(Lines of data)
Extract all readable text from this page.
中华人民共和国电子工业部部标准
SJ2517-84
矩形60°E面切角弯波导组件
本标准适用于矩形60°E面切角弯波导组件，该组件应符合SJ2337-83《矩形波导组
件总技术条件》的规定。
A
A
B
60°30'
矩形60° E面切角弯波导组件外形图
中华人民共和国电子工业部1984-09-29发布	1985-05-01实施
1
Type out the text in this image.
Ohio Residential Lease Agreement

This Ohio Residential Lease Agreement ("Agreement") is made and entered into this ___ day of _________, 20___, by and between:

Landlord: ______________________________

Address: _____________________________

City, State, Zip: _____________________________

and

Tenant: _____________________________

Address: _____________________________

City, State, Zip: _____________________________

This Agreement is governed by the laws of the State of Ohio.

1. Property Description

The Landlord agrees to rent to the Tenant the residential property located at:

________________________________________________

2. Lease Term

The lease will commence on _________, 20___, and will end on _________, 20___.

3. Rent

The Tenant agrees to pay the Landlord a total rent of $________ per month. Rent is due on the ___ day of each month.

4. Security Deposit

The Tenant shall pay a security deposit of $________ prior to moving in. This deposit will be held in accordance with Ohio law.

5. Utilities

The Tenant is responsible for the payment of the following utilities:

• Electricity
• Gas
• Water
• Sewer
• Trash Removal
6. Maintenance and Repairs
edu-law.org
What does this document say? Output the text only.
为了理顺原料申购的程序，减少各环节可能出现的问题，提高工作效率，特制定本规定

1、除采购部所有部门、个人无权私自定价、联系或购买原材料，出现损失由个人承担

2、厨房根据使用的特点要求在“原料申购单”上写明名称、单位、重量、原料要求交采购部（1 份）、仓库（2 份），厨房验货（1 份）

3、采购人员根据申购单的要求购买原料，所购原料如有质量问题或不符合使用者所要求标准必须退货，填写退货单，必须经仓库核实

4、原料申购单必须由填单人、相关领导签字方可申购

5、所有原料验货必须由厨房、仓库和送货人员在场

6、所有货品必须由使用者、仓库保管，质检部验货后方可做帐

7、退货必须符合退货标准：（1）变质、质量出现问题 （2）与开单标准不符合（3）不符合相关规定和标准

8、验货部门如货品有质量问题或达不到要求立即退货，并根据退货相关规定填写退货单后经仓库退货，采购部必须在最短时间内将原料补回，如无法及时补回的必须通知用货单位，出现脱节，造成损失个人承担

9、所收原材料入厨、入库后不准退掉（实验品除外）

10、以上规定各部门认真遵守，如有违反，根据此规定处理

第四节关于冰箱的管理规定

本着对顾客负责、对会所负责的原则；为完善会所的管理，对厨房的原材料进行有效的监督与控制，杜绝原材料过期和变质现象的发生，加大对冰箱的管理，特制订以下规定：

[Set problem]:
Reproduce every line of the data verbatim.

[Problem solution]:
Extract all readable text from this page.
中华人民共和国电子工业部部标准
SJ2517-84
矩形60°E面切角弯波导组件
本标准适用于矩形60°E面切角弯波导组件，该组件应符合SJ2337-83《矩形波导组
件总技术条件》的规定。
A
A
B
60°30'
矩形60° E面切角弯波导组件外形图
中华人民共和国电子工业部1984-09-29发布	1985-05-01实施
1
Type out the text in this image.
Ohio Residential Lease Agreement

This Ohio Residential Lease Agreement ("Agreement") is made and entered into this ___ day of _________, 20___, by and between:

Landlord: ______________________________

Address: _____________________________

City, State, Zip: _____________________________

and

Tenant: _____________________________

Address: _____________________________

City, State, Zip: _____________________________

This Agreement is governed by the laws of the State of Ohio.

1. Property Description

The Landlord agrees to rent to the Tenant the residential property located at:

________________________________________________

2. Lease Term

The lease will commence on _________, 20___, and will end on _________, 20___.

3. Rent

The Tenant agrees to pay the Landlord a total rent of $________ per month. Rent is due on the ___ day of each month.

4. Security Deposit

The Tenant shall pay a security deposit of $________ prior to moving in. This deposit will be held in accordance with Ohio law.

5. Utilities

The Tenant is responsible for the payment of the following utilities:

• Electricity
• Gas
• Water
• Sewer
• Trash Removal
6. Maintenance and Repairs
edu-law.org
What does this document say? Output the text only.
为了理顺原料申购的程序，减少各环节可能出现的问题，提高工作效率，特制定本规定

1、除采购部所有部门、个人无权私自定价、联系或购买原材料，出现损失由个人承担

2、厨房根据使用的特点要求在“原料申购单”上写明名称、单位、重量、原料要求交采购部（1 份）、仓库（2 份），厨房验货（1 份）

3、采购人员根据申购单的要求购买原料，所购原料如有质量问题或不符合使用者所要求标准必须退货，填写退货单，必须经仓库核实

4、原料申购单必须由填单人、相关领导签字方可申购

5、所有原料验货必须由厨房、仓库和送货人员在场

6、所有货品必须由使用者、仓库保管，质检部验货后方可做帐

7、退货必须符合退货标准：（1）变质、质量出现问题 （2）与开单标准不符合（3）不符合相关规定和标准

8、验货部门如货品有质量问题或达不到要求立即退货，并根据退货相关规定填写退货单后经仓库退货，采购部必须在最短时间内将原料补回，如无法及时补回的必须通知用货单位，出现脱节，造成损失个人承担

9、所收原材料入厨、入库后不准退掉（实验品除外）

10、以上规定各部门认真遵守，如有违反，根据此规定处理

第四节关于冰箱的管理规定

本着对顾客负责、对会所负责的原则；为完善会所的管理，对厨房的原材料进行有效的监督与控制，杜绝原材料过期和变质现象的发生，加大对冰箱的管理，特制订以下规定：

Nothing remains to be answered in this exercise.